** Begin RECORDS TO USE **

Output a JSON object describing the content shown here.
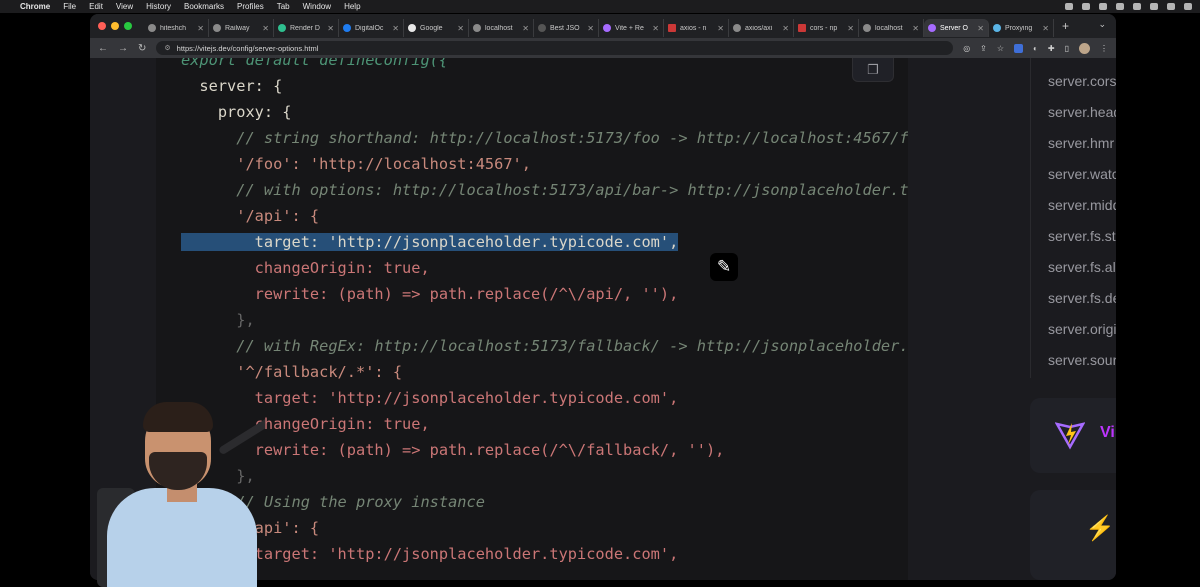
{
  "menubar": {
    "app": "Chrome",
    "items": [
      "File",
      "Edit",
      "View",
      "History",
      "Bookmarks",
      "Profiles",
      "Tab",
      "Window",
      "Help"
    ]
  },
  "browser": {
    "tabs": [
      {
        "label": "hiteshch",
        "icon": "github-icon"
      },
      {
        "label": "Railway",
        "icon": "railway-icon"
      },
      {
        "label": "Render D",
        "icon": "render-icon"
      },
      {
        "label": "DigitalOc",
        "icon": "digitalocean-icon"
      },
      {
        "label": "Google",
        "icon": "google-icon"
      },
      {
        "label": "localhost",
        "icon": "globe-icon"
      },
      {
        "label": "Best JSO",
        "icon": "page-icon"
      },
      {
        "label": "Vite + Re",
        "icon": "vite-icon"
      },
      {
        "label": "axios - n",
        "icon": "npm-icon"
      },
      {
        "label": "axios/axi",
        "icon": "github-icon"
      },
      {
        "label": "cors - np",
        "icon": "npm-icon"
      },
      {
        "label": "localhost",
        "icon": "globe-icon"
      },
      {
        "label": "Server O",
        "icon": "vite-icon",
        "active": true
      },
      {
        "label": "Proxying",
        "icon": "webpack-icon"
      }
    ],
    "new_tab": "+",
    "url": "https://vitejs.dev/config/server-options.html"
  },
  "code_lines": [
    "export default defineConfig({",
    "  server: {",
    "    proxy: {",
    "      // string shorthand: http://localhost:5173/foo -> http://localhost:4567/f",
    "      '/foo': 'http://localhost:4567',",
    "      // with options: http://localhost:5173/api/bar-> http://jsonplaceholder.t",
    "      '/api': {",
    "        target: 'http://jsonplaceholder.typicode.com',",
    "        changeOrigin: true,",
    "        rewrite: (path) => path.replace(/^\\/api/, ''),",
    "      },",
    "      // with RegEx: http://localhost:5173/fallback/ -> http://jsonplaceholder.",
    "      '^/fallback/.*': {",
    "        target: 'http://jsonplaceholder.typicode.com',",
    "        changeOrigin: true,",
    "        rewrite: (path) => path.replace(/^\\/fallback/, ''),",
    "      },",
    "      // Using the proxy instance",
    "      '/api': {",
    "        target: 'http://jsonplaceholder.typicode.com',"
  ],
  "outline": [
    "server.cors",
    "server.headers",
    "server.hmr",
    "server.watch",
    "server.middlewareMode",
    "server.fs.strict",
    "server.fs.allow",
    "server.fs.deny",
    "server.origin",
    "server.sourcemapIgnoreList"
  ],
  "sponsor": {
    "brand": "Vi"
  },
  "colors": {
    "accent": "#bd34fe",
    "selection": "#264f78",
    "code_bg": "#161618"
  }
}
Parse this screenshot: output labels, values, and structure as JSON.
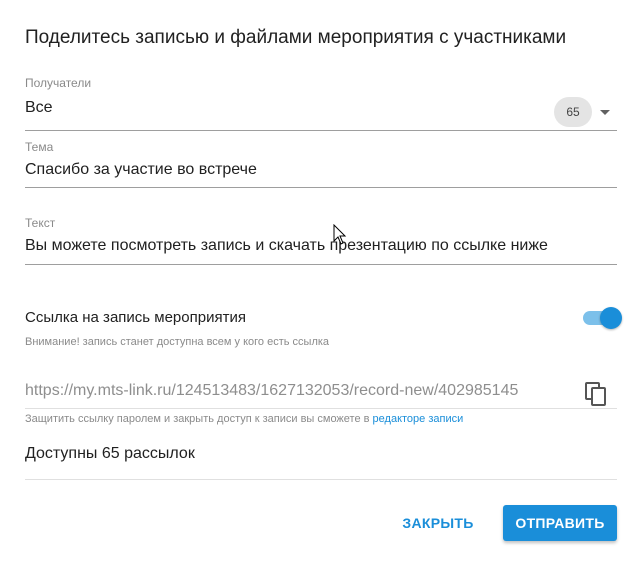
{
  "dialog": {
    "title": "Поделитесь записью и файлами мероприятия с участниками"
  },
  "recipients": {
    "label": "Получатели",
    "value": "Все",
    "count": "65"
  },
  "subject": {
    "label": "Тема",
    "value": "Спасибо за участие во встрече"
  },
  "text": {
    "label": "Текст",
    "value": "Вы можете посмотреть запись и скачать презентацию по ссылке ниже"
  },
  "record_link": {
    "label": "Ссылка на запись мероприятия",
    "enabled": true,
    "warning": "Внимание! запись станет доступна всем у кого есть ссылка",
    "url": "https://my.mts-link.ru/124513483/1627132053/record-new/402985145",
    "protect_hint": "Защитить ссылку паролем и закрыть доступ к записи вы сможете в",
    "editor_link": "редакторе записи"
  },
  "mailings": {
    "available": "Доступны 65 рассылок"
  },
  "actions": {
    "close_label": "ЗАКРЫТЬ",
    "send_label": "ОТПРАВИТЬ"
  },
  "colors": {
    "accent": "#1a8ed9",
    "toggle_track": "#7cc0ea"
  },
  "icons": {
    "dropdown": "chevron-down-icon",
    "copy": "copy-icon",
    "cursor": "mouse-cursor-icon"
  }
}
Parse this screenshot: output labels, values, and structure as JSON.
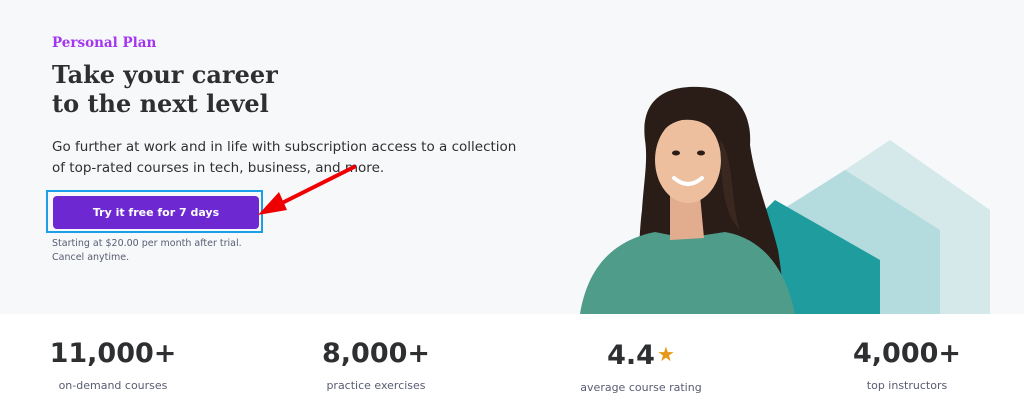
{
  "hero": {
    "eyebrow": "Personal Plan",
    "headline_line1": "Take your career",
    "headline_line2": "to the next level",
    "description": "Go further at work and in life with subscription access to a collection of top-rated courses in tech, business, and more.",
    "cta_label": "Try it free for 7 days",
    "note_line1": "Starting at $20.00 per month after trial.",
    "note_line2": "Cancel anytime.",
    "cta_color": "#6d28d2",
    "accent_color": "#a435f0",
    "arrow_color": "#ee0000",
    "highlight_color": "#1aa0e8"
  },
  "stats": [
    {
      "value": "11,000+",
      "label": "on-demand courses"
    },
    {
      "value": "8,000+",
      "label": "practice exercises"
    },
    {
      "value": "4.4",
      "label": "average course rating",
      "icon": "star-icon"
    },
    {
      "value": "4,000+",
      "label": "top instructors"
    }
  ]
}
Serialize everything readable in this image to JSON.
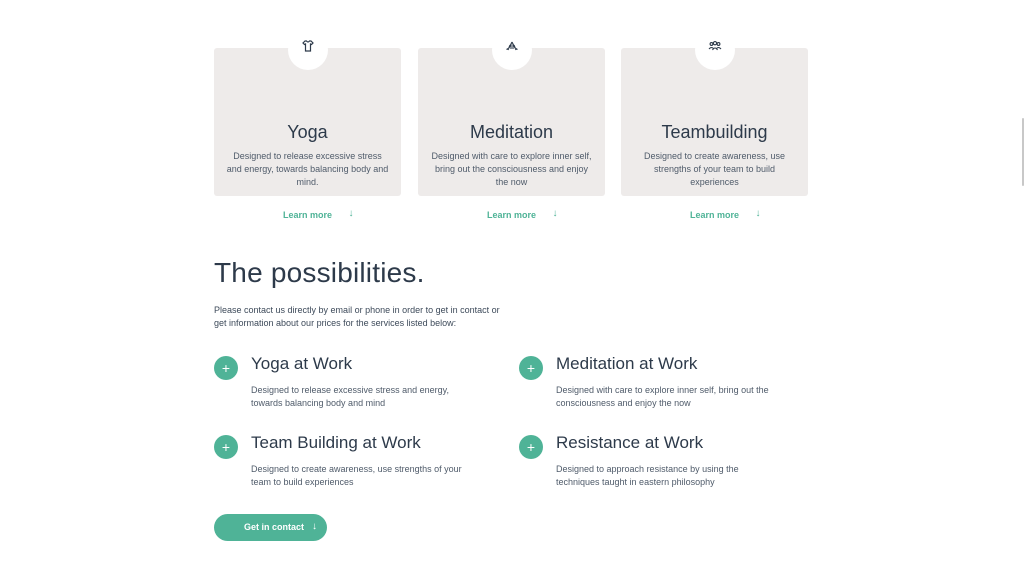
{
  "cards": [
    {
      "title": "Yoga",
      "description": "Designed to release excessive stress and energy, towards balancing body and mind.",
      "button": "Learn more",
      "icon": "yoga-shirt-icon"
    },
    {
      "title": "Meditation",
      "description": "Designed with care to explore inner self, bring out the consciousness and enjoy the now",
      "button": "Learn more",
      "icon": "meditation-hands-icon"
    },
    {
      "title": "Teambuilding",
      "description": "Designed to create awareness, use strengths of your team to build experiences",
      "button": "Learn more",
      "icon": "team-people-icon"
    }
  ],
  "possibilities": {
    "title": "The possibilities.",
    "intro": "Please contact us directly by email or phone in order to get in contact or get information about our prices for the services listed below:",
    "services": [
      {
        "title": "Yoga at Work",
        "description": "Designed to release excessive stress and energy, towards balancing body and mind"
      },
      {
        "title": "Meditation at Work",
        "description": "Designed with care to explore inner self, bring out the consciousness and enjoy the now"
      },
      {
        "title": "Team Building at Work",
        "description": "Designed to create awareness, use strengths of your team to build experiences"
      },
      {
        "title": "Resistance at Work",
        "description": "Designed to approach resistance by using the techniques taught in eastern philosophy"
      }
    ],
    "contact_button": "Get in contact"
  },
  "icons": {
    "arrow": "↓",
    "plus": "+"
  },
  "colors": {
    "accent": "#4fb397",
    "card_bg": "#eeebea",
    "text": "#2d3a4a"
  }
}
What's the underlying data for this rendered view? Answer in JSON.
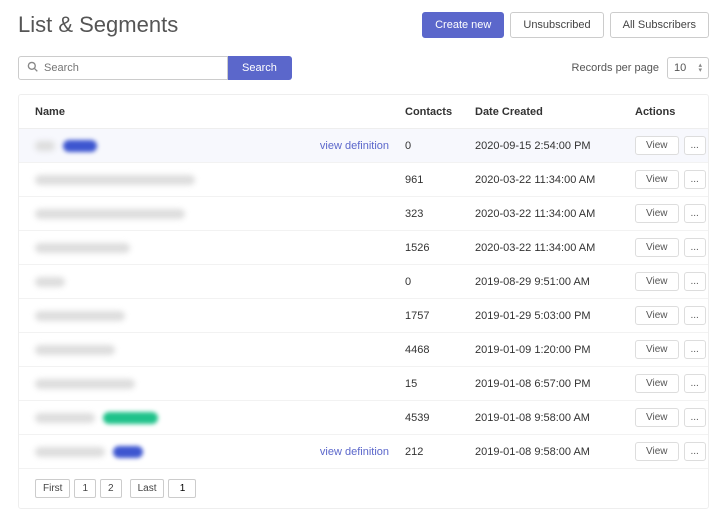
{
  "page_title": "List & Segments",
  "header_buttons": {
    "create": "Create new",
    "unsubscribed": "Unsubscribed",
    "all_subscribers": "All Subscribers"
  },
  "search": {
    "placeholder": "Search",
    "button": "Search"
  },
  "records_per_page": {
    "label": "Records per page",
    "value": "10"
  },
  "columns": {
    "name": "Name",
    "contacts": "Contacts",
    "date": "Date Created",
    "actions": "Actions"
  },
  "action_labels": {
    "view": "View",
    "more": "...",
    "view_definition": "view definition"
  },
  "rows": [
    {
      "highlight": true,
      "grey_w": 20,
      "badge": "blue",
      "badge_w": 34,
      "definition": true,
      "contacts": "0",
      "date": "2020-09-15 2:54:00 PM"
    },
    {
      "highlight": false,
      "grey_w": 160,
      "badge": null,
      "badge_w": 0,
      "definition": false,
      "contacts": "961",
      "date": "2020-03-22 11:34:00 AM"
    },
    {
      "highlight": false,
      "grey_w": 150,
      "badge": null,
      "badge_w": 0,
      "definition": false,
      "contacts": "323",
      "date": "2020-03-22 11:34:00 AM"
    },
    {
      "highlight": false,
      "grey_w": 95,
      "badge": null,
      "badge_w": 0,
      "definition": false,
      "contacts": "1526",
      "date": "2020-03-22 11:34:00 AM"
    },
    {
      "highlight": false,
      "grey_w": 30,
      "badge": null,
      "badge_w": 0,
      "definition": false,
      "contacts": "0",
      "date": "2019-08-29 9:51:00 AM"
    },
    {
      "highlight": false,
      "grey_w": 90,
      "badge": null,
      "badge_w": 0,
      "definition": false,
      "contacts": "1757",
      "date": "2019-01-29 5:03:00 PM"
    },
    {
      "highlight": false,
      "grey_w": 80,
      "badge": null,
      "badge_w": 0,
      "definition": false,
      "contacts": "4468",
      "date": "2019-01-09 1:20:00 PM"
    },
    {
      "highlight": false,
      "grey_w": 100,
      "badge": null,
      "badge_w": 0,
      "definition": false,
      "contacts": "15",
      "date": "2019-01-08 6:57:00 PM"
    },
    {
      "highlight": false,
      "grey_w": 60,
      "badge": "green",
      "badge_w": 55,
      "definition": false,
      "contacts": "4539",
      "date": "2019-01-08 9:58:00 AM"
    },
    {
      "highlight": false,
      "grey_w": 70,
      "badge": "blue",
      "badge_w": 30,
      "definition": true,
      "contacts": "212",
      "date": "2019-01-08 9:58:00 AM"
    }
  ],
  "pagination": {
    "first": "First",
    "pages": [
      "1",
      "2"
    ],
    "last": "Last",
    "current": "1"
  }
}
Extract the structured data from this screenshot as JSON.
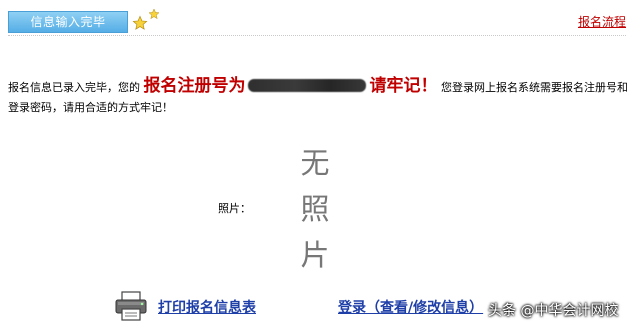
{
  "header": {
    "tab_label": "信息输入完毕",
    "flow_link": "报名流程"
  },
  "message": {
    "part1": "报名信息已录入完毕，您的",
    "reg_label": "报名注册号为",
    "reg_suffix": "请牢记！",
    "part2": "您登录网上报名系统需要报名注册号和登录密码，请用合适的方式牢记！"
  },
  "photo": {
    "label": "照片：",
    "placeholder": [
      "无",
      "照",
      "片"
    ]
  },
  "actions": {
    "print_label": "打印报名信息表",
    "login_label": "登录（查看/修改信息）"
  },
  "watermark": {
    "text": "头条 @中华会计网校"
  },
  "colors": {
    "tab_blue": "#55aee6",
    "alert_red": "#c00000",
    "link_blue": "#1f3fa8",
    "star_yellow": "#f7d23a"
  }
}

** End RECORDS TO USE **

THE REQUEST: Find the lines containing "towards" and list every one of them.

TASK RESPONSE:
      "description": "Designed to release excessive stress and energy, towards balancing body and mind.",
        "description": "Designed to release excessive stress and energy, towards balancing body and mind"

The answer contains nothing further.